- The request: State how many lines of the entries below hold the word "deren"; reply with nothing but the number.

**** Task material ****

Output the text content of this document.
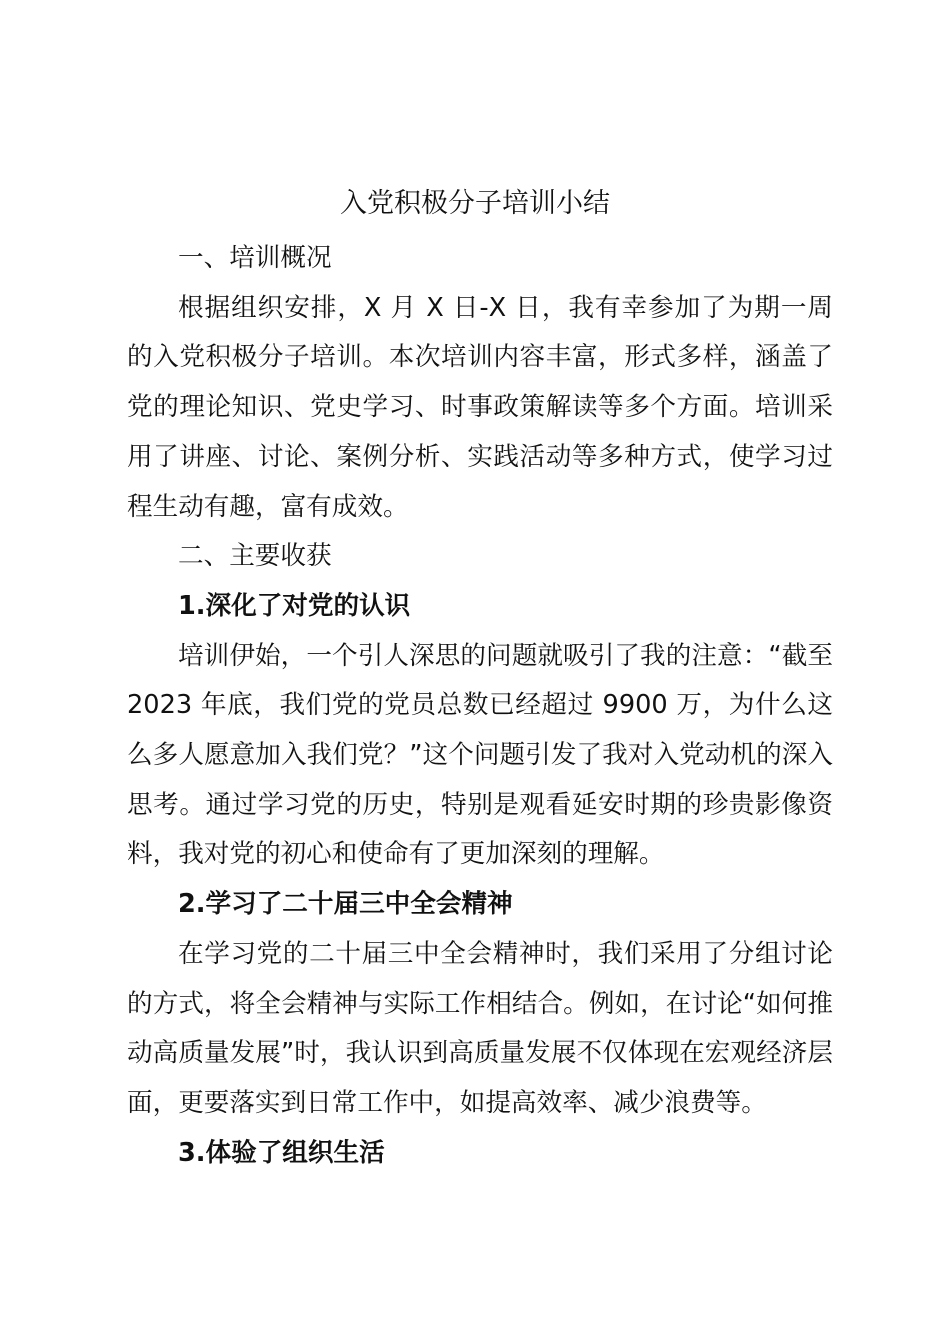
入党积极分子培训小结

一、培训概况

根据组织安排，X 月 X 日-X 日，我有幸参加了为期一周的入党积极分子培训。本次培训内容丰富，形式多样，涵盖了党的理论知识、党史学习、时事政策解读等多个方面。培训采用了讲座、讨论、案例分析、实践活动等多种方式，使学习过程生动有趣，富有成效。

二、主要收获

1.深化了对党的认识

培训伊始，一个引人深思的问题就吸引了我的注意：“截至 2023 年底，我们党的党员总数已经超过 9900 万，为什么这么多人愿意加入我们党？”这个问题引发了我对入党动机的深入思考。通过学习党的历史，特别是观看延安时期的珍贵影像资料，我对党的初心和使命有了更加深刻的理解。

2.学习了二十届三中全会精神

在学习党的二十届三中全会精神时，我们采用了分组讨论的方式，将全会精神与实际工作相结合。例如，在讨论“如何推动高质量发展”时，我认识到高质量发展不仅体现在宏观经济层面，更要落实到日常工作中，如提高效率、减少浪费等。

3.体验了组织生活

****
**** Task material ****

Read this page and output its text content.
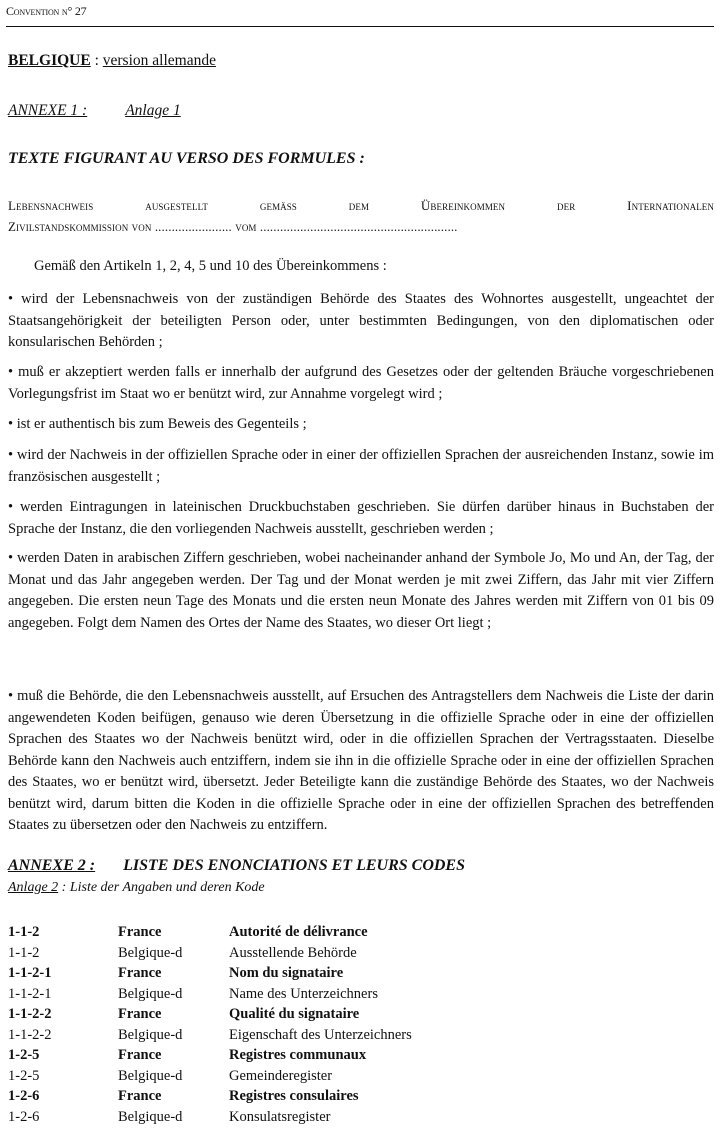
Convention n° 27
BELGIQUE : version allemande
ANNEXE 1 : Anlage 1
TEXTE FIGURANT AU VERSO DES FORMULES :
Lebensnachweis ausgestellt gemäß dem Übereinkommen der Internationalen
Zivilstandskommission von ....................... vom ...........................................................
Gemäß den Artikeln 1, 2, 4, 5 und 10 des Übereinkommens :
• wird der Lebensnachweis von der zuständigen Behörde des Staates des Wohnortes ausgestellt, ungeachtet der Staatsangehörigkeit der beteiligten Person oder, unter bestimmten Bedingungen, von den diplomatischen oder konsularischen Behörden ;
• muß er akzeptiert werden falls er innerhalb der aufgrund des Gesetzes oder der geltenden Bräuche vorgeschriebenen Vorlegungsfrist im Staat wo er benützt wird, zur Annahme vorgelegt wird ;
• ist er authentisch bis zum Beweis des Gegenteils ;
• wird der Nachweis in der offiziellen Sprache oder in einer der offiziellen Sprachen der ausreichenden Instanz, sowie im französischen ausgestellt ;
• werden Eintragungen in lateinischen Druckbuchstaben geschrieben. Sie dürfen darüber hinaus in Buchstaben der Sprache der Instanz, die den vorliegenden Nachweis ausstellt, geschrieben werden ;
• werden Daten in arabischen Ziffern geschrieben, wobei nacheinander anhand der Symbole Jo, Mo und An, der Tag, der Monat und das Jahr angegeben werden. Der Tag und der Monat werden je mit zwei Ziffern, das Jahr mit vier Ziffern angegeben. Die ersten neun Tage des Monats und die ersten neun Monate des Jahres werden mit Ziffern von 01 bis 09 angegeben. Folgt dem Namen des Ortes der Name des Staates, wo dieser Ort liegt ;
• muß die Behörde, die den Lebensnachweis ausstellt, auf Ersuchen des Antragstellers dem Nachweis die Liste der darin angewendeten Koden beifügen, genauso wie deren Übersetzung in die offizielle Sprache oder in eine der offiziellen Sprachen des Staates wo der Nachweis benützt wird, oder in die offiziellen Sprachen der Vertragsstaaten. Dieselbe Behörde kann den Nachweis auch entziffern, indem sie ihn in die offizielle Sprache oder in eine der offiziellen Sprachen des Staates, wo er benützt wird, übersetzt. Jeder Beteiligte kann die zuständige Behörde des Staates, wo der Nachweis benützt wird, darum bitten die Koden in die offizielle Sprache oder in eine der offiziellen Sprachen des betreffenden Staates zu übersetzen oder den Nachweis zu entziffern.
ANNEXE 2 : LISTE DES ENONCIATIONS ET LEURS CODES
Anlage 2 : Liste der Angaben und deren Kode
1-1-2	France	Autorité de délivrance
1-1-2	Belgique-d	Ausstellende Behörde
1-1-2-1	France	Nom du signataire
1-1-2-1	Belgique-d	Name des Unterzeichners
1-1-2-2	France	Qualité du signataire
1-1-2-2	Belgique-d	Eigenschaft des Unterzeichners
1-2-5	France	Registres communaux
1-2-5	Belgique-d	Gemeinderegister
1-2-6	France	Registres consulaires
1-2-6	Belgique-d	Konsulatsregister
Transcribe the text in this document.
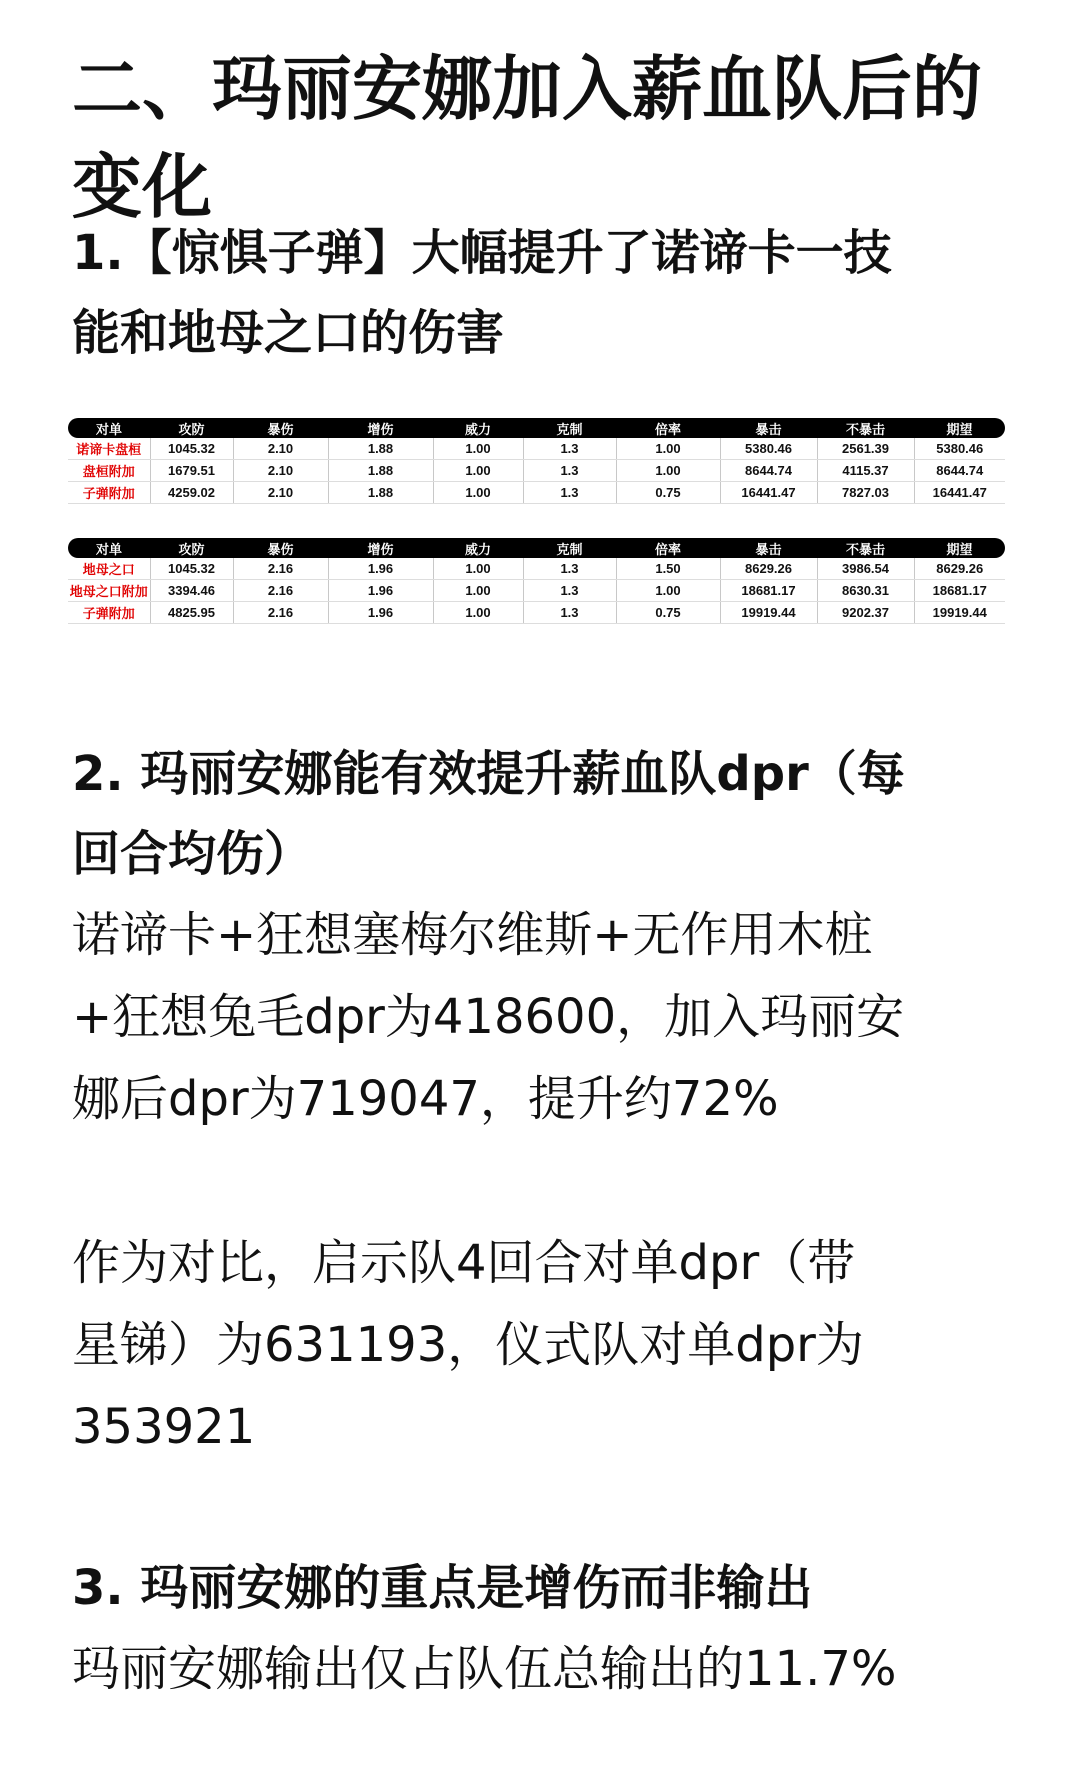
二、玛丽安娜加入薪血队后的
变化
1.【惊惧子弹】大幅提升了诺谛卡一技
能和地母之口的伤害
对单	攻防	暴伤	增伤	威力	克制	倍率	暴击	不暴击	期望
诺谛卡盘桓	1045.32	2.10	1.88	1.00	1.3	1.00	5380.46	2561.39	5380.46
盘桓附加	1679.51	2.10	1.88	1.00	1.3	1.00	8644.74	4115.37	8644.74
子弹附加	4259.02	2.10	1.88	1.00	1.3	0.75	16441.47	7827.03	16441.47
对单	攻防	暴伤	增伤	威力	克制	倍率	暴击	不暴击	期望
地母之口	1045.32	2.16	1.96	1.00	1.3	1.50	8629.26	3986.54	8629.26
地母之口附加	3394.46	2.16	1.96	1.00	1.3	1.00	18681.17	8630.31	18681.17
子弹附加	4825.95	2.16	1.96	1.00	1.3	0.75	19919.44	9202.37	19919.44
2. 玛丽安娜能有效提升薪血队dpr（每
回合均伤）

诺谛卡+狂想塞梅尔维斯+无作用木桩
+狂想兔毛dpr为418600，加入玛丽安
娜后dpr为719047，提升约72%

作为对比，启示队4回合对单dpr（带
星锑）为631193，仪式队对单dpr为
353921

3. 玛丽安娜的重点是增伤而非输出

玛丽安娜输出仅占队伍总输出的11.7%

****

- Response to this exercise: 2